** START Provided records **

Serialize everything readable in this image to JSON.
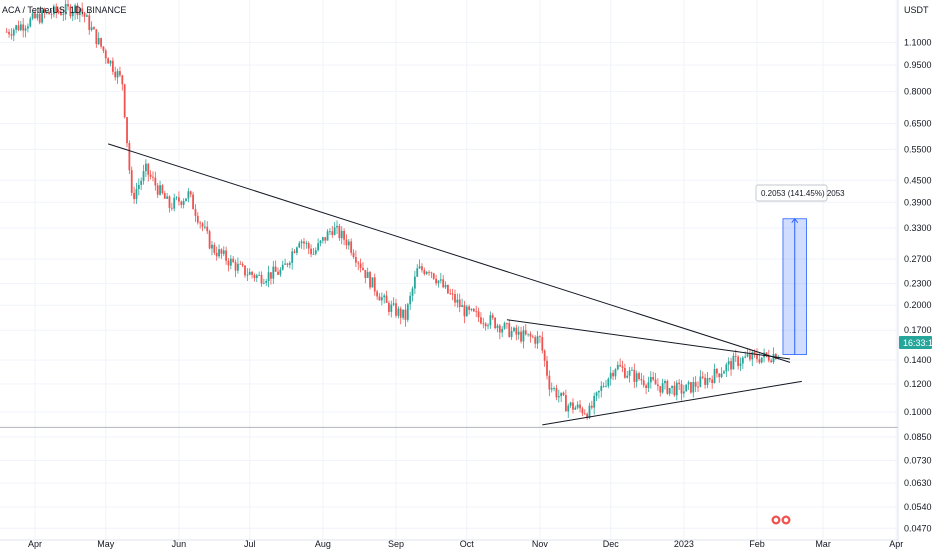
{
  "header": {
    "symbol_line": "ACA / TetherUS, 1D, BINANCE",
    "currency": "USDT"
  },
  "price_badge": {
    "text": "16:33:15",
    "color": "#26a69a"
  },
  "measure_label": {
    "text": "0.2053 (141.45%) 2053"
  },
  "colors": {
    "up": "#26a69a",
    "down": "#ef5350",
    "measure": "#2962ff",
    "trendline": "#131722"
  },
  "chart_data": {
    "type": "candlestick",
    "scale": "log",
    "ylim": [
      0.045,
      1.45
    ],
    "y_ticks": [
      "1.1000",
      "0.9500",
      "0.8000",
      "0.6500",
      "0.5500",
      "0.4500",
      "0.3900",
      "0.3300",
      "0.2700",
      "0.2300",
      "0.2000",
      "0.1700",
      "0.1400",
      "0.1200",
      "0.1000",
      "0.0850",
      "0.0730",
      "0.0630",
      "0.0540",
      "0.0470"
    ],
    "x_ticks": [
      {
        "label": "Apr",
        "date": "2022-04-01"
      },
      {
        "label": "May",
        "date": "2022-05-01"
      },
      {
        "label": "Jun",
        "date": "2022-06-01"
      },
      {
        "label": "Jul",
        "date": "2022-07-01"
      },
      {
        "label": "Aug",
        "date": "2022-08-01"
      },
      {
        "label": "Sep",
        "date": "2022-09-01"
      },
      {
        "label": "Oct",
        "date": "2022-10-01"
      },
      {
        "label": "Nov",
        "date": "2022-11-01"
      },
      {
        "label": "Dec",
        "date": "2022-12-01"
      },
      {
        "label": "2023",
        "date": "2023-01-01"
      },
      {
        "label": "Feb",
        "date": "2023-02-01"
      },
      {
        "label": "Mar",
        "date": "2023-03-01"
      },
      {
        "label": "Apr",
        "date": "2023-04-01"
      }
    ],
    "price_path": [
      [
        "2022-03-20",
        1.18
      ],
      [
        "2022-04-05",
        1.32
      ],
      [
        "2022-04-20",
        1.38
      ],
      [
        "2022-04-28",
        1.1
      ],
      [
        "2022-05-08",
        0.85
      ],
      [
        "2022-05-12",
        0.4
      ],
      [
        "2022-05-18",
        0.48
      ],
      [
        "2022-05-28",
        0.38
      ],
      [
        "2022-06-05",
        0.41
      ],
      [
        "2022-06-15",
        0.29
      ],
      [
        "2022-06-28",
        0.25
      ],
      [
        "2022-07-05",
        0.24
      ],
      [
        "2022-07-15",
        0.25
      ],
      [
        "2022-07-22",
        0.31
      ],
      [
        "2022-07-28",
        0.28
      ],
      [
        "2022-08-05",
        0.33
      ],
      [
        "2022-08-12",
        0.3
      ],
      [
        "2022-08-20",
        0.24
      ],
      [
        "2022-08-28",
        0.2
      ],
      [
        "2022-09-05",
        0.185
      ],
      [
        "2022-09-10",
        0.25
      ],
      [
        "2022-09-15",
        0.255
      ],
      [
        "2022-09-22",
        0.22
      ],
      [
        "2022-10-01",
        0.19
      ],
      [
        "2022-10-12",
        0.18
      ],
      [
        "2022-10-22",
        0.165
      ],
      [
        "2022-11-01",
        0.16
      ],
      [
        "2022-11-05",
        0.12
      ],
      [
        "2022-11-12",
        0.105
      ],
      [
        "2022-11-22",
        0.1
      ],
      [
        "2022-11-28",
        0.12
      ],
      [
        "2022-12-03",
        0.135
      ],
      [
        "2022-12-12",
        0.125
      ],
      [
        "2022-12-22",
        0.118
      ],
      [
        "2023-01-01",
        0.115
      ],
      [
        "2023-01-12",
        0.125
      ],
      [
        "2023-01-22",
        0.138
      ],
      [
        "2023-01-28",
        0.142
      ],
      [
        "2023-02-05",
        0.143
      ],
      [
        "2023-02-10",
        0.147
      ]
    ],
    "drawings": {
      "upper_trendline": [
        [
          "2022-05-02",
          0.57
        ],
        [
          "2023-02-15",
          0.138
        ]
      ],
      "lower_trendline": [
        [
          "2022-11-02",
          0.092
        ],
        [
          "2023-02-20",
          0.122
        ]
      ],
      "mid_trendline": [
        [
          "2022-10-18",
          0.182
        ],
        [
          "2023-02-15",
          0.141
        ]
      ],
      "horizontal_line": 0.0905,
      "measure_box": {
        "from_date": "2023-02-12",
        "to_date": "2023-02-22",
        "low": 0.1452,
        "high": 0.3505
      }
    }
  }
}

** END Provided records **

▶ _Description of the task_:
Your task is to repeat the material above exactly, without its pictures.

▶ _Expected answer_:
Serialize everything readable in this image to JSON.
{
  "header": {
    "symbol_line": "ACA / TetherUS, 1D, BINANCE",
    "currency": "USDT"
  },
  "price_badge": {
    "text": "16:33:15",
    "color": "#26a69a"
  },
  "measure_label": {
    "text": "0.2053 (141.45%) 2053"
  },
  "colors": {
    "up": "#26a69a",
    "down": "#ef5350",
    "measure": "#2962ff",
    "trendline": "#131722"
  },
  "chart_data": {
    "type": "candlestick",
    "scale": "log",
    "ylim": [
      0.045,
      1.45
    ],
    "y_ticks": [
      "1.1000",
      "0.9500",
      "0.8000",
      "0.6500",
      "0.5500",
      "0.4500",
      "0.3900",
      "0.3300",
      "0.2700",
      "0.2300",
      "0.2000",
      "0.1700",
      "0.1400",
      "0.1200",
      "0.1000",
      "0.0850",
      "0.0730",
      "0.0630",
      "0.0540",
      "0.0470"
    ],
    "x_ticks": [
      {
        "label": "Apr",
        "date": "2022-04-01"
      },
      {
        "label": "May",
        "date": "2022-05-01"
      },
      {
        "label": "Jun",
        "date": "2022-06-01"
      },
      {
        "label": "Jul",
        "date": "2022-07-01"
      },
      {
        "label": "Aug",
        "date": "2022-08-01"
      },
      {
        "label": "Sep",
        "date": "2022-09-01"
      },
      {
        "label": "Oct",
        "date": "2022-10-01"
      },
      {
        "label": "Nov",
        "date": "2022-11-01"
      },
      {
        "label": "Dec",
        "date": "2022-12-01"
      },
      {
        "label": "2023",
        "date": "2023-01-01"
      },
      {
        "label": "Feb",
        "date": "2023-02-01"
      },
      {
        "label": "Mar",
        "date": "2023-03-01"
      },
      {
        "label": "Apr",
        "date": "2023-04-01"
      }
    ],
    "price_path": [
      [
        "2022-03-20",
        1.18
      ],
      [
        "2022-04-05",
        1.32
      ],
      [
        "2022-04-20",
        1.38
      ],
      [
        "2022-04-28",
        1.1
      ],
      [
        "2022-05-08",
        0.85
      ],
      [
        "2022-05-12",
        0.4
      ],
      [
        "2022-05-18",
        0.48
      ],
      [
        "2022-05-28",
        0.38
      ],
      [
        "2022-06-05",
        0.41
      ],
      [
        "2022-06-15",
        0.29
      ],
      [
        "2022-06-28",
        0.25
      ],
      [
        "2022-07-05",
        0.24
      ],
      [
        "2022-07-15",
        0.25
      ],
      [
        "2022-07-22",
        0.31
      ],
      [
        "2022-07-28",
        0.28
      ],
      [
        "2022-08-05",
        0.33
      ],
      [
        "2022-08-12",
        0.3
      ],
      [
        "2022-08-20",
        0.24
      ],
      [
        "2022-08-28",
        0.2
      ],
      [
        "2022-09-05",
        0.185
      ],
      [
        "2022-09-10",
        0.25
      ],
      [
        "2022-09-15",
        0.255
      ],
      [
        "2022-09-22",
        0.22
      ],
      [
        "2022-10-01",
        0.19
      ],
      [
        "2022-10-12",
        0.18
      ],
      [
        "2022-10-22",
        0.165
      ],
      [
        "2022-11-01",
        0.16
      ],
      [
        "2022-11-05",
        0.12
      ],
      [
        "2022-11-12",
        0.105
      ],
      [
        "2022-11-22",
        0.1
      ],
      [
        "2022-11-28",
        0.12
      ],
      [
        "2022-12-03",
        0.135
      ],
      [
        "2022-12-12",
        0.125
      ],
      [
        "2022-12-22",
        0.118
      ],
      [
        "2023-01-01",
        0.115
      ],
      [
        "2023-01-12",
        0.125
      ],
      [
        "2023-01-22",
        0.138
      ],
      [
        "2023-01-28",
        0.142
      ],
      [
        "2023-02-05",
        0.143
      ],
      [
        "2023-02-10",
        0.147
      ]
    ],
    "drawings": {
      "upper_trendline": [
        [
          "2022-05-02",
          0.57
        ],
        [
          "2023-02-15",
          0.138
        ]
      ],
      "lower_trendline": [
        [
          "2022-11-02",
          0.092
        ],
        [
          "2023-02-20",
          0.122
        ]
      ],
      "mid_trendline": [
        [
          "2022-10-18",
          0.182
        ],
        [
          "2023-02-15",
          0.141
        ]
      ],
      "horizontal_line": 0.0905,
      "measure_box": {
        "from_date": "2023-02-12",
        "to_date": "2023-02-22",
        "low": 0.1452,
        "high": 0.3505
      }
    }
  }
}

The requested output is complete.